_Work instructions_
Write out every record below exactly as it appears.

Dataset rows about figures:
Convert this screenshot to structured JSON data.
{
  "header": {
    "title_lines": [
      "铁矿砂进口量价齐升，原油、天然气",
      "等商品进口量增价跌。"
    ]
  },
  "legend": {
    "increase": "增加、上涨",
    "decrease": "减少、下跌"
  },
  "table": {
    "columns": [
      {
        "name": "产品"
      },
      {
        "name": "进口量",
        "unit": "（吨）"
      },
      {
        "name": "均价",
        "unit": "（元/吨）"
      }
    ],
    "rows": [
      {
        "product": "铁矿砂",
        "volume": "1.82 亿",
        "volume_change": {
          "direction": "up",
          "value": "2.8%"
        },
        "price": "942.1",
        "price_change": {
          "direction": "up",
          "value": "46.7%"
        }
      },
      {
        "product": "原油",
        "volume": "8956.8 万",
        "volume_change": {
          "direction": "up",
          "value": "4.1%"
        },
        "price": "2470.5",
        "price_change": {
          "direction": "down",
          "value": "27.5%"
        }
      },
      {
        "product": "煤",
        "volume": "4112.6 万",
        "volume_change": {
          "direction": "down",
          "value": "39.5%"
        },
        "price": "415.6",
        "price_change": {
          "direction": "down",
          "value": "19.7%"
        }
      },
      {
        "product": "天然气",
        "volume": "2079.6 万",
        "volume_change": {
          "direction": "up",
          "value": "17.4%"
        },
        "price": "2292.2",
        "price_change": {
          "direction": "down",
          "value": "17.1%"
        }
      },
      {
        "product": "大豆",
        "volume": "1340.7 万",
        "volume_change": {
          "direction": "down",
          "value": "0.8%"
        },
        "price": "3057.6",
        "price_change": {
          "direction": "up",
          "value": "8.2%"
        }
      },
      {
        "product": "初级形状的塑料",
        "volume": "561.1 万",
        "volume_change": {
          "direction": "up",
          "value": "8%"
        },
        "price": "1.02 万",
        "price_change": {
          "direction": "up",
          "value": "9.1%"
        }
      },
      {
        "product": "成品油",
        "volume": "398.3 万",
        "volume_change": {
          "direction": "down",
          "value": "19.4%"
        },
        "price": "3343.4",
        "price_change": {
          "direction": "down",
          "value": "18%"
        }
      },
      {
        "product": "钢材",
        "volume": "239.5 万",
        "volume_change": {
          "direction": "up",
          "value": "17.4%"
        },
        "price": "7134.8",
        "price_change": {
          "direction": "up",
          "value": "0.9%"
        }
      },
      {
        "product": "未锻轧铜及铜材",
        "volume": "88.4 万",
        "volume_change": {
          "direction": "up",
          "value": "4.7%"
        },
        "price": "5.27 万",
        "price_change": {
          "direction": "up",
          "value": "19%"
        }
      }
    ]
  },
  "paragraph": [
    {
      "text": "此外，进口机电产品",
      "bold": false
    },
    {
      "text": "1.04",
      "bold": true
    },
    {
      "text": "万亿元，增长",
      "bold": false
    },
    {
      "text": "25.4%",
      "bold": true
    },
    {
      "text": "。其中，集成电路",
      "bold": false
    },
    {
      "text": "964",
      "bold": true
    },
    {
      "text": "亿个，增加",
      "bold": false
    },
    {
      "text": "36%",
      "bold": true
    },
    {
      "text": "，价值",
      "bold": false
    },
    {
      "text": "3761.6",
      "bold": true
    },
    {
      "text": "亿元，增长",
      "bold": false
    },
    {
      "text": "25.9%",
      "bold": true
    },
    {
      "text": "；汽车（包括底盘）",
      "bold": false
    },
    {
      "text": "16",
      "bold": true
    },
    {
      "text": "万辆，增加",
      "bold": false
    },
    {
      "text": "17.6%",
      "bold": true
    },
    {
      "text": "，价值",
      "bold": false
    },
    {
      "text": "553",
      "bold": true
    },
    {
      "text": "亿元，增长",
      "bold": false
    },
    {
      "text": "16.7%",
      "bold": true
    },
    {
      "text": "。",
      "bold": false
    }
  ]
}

_Full response_
Convert this screenshot to structured JSON data.
{
  "header": {
    "title_lines": [
      "铁矿砂进口量价齐升，原油、天然气",
      "等商品进口量增价跌。"
    ]
  },
  "legend": {
    "increase": "增加、上涨",
    "decrease": "减少、下跌"
  },
  "table": {
    "columns": [
      {
        "name": "产品"
      },
      {
        "name": "进口量",
        "unit": "（吨）"
      },
      {
        "name": "均价",
        "unit": "（元/吨）"
      }
    ],
    "rows": [
      {
        "product": "铁矿砂",
        "volume": "1.82 亿",
        "volume_change": {
          "direction": "up",
          "value": "2.8%"
        },
        "price": "942.1",
        "price_change": {
          "direction": "up",
          "value": "46.7%"
        }
      },
      {
        "product": "原油",
        "volume": "8956.8 万",
        "volume_change": {
          "direction": "up",
          "value": "4.1%"
        },
        "price": "2470.5",
        "price_change": {
          "direction": "down",
          "value": "27.5%"
        }
      },
      {
        "product": "煤",
        "volume": "4112.6 万",
        "volume_change": {
          "direction": "down",
          "value": "39.5%"
        },
        "price": "415.6",
        "price_change": {
          "direction": "down",
          "value": "19.7%"
        }
      },
      {
        "product": "天然气",
        "volume": "2079.6 万",
        "volume_change": {
          "direction": "up",
          "value": "17.4%"
        },
        "price": "2292.2",
        "price_change": {
          "direction": "down",
          "value": "17.1%"
        }
      },
      {
        "product": "大豆",
        "volume": "1340.7 万",
        "volume_change": {
          "direction": "down",
          "value": "0.8%"
        },
        "price": "3057.6",
        "price_change": {
          "direction": "up",
          "value": "8.2%"
        }
      },
      {
        "product": "初级形状的塑料",
        "volume": "561.1 万",
        "volume_change": {
          "direction": "up",
          "value": "8%"
        },
        "price": "1.02 万",
        "price_change": {
          "direction": "up",
          "value": "9.1%"
        }
      },
      {
        "product": "成品油",
        "volume": "398.3 万",
        "volume_change": {
          "direction": "down",
          "value": "19.4%"
        },
        "price": "3343.4",
        "price_change": {
          "direction": "down",
          "value": "18%"
        }
      },
      {
        "product": "钢材",
        "volume": "239.5 万",
        "volume_change": {
          "direction": "up",
          "value": "17.4%"
        },
        "price": "7134.8",
        "price_change": {
          "direction": "up",
          "value": "0.9%"
        }
      },
      {
        "product": "未锻轧铜及铜材",
        "volume": "88.4 万",
        "volume_change": {
          "direction": "up",
          "value": "4.7%"
        },
        "price": "5.27 万",
        "price_change": {
          "direction": "up",
          "value": "19%"
        }
      }
    ]
  },
  "paragraph": [
    {
      "text": "此外，进口机电产品",
      "bold": false
    },
    {
      "text": "1.04",
      "bold": true
    },
    {
      "text": "万亿元，增长",
      "bold": false
    },
    {
      "text": "25.4%",
      "bold": true
    },
    {
      "text": "。其中，集成电路",
      "bold": false
    },
    {
      "text": "964",
      "bold": true
    },
    {
      "text": "亿个，增加",
      "bold": false
    },
    {
      "text": "36%",
      "bold": true
    },
    {
      "text": "，价值",
      "bold": false
    },
    {
      "text": "3761.6",
      "bold": true
    },
    {
      "text": "亿元，增长",
      "bold": false
    },
    {
      "text": "25.9%",
      "bold": true
    },
    {
      "text": "；汽车（包括底盘）",
      "bold": false
    },
    {
      "text": "16",
      "bold": true
    },
    {
      "text": "万辆，增加",
      "bold": false
    },
    {
      "text": "17.6%",
      "bold": true
    },
    {
      "text": "，价值",
      "bold": false
    },
    {
      "text": "553",
      "bold": true
    },
    {
      "text": "亿元，增长",
      "bold": false
    },
    {
      "text": "16.7%",
      "bold": true
    },
    {
      "text": "。",
      "bold": false
    }
  ]
}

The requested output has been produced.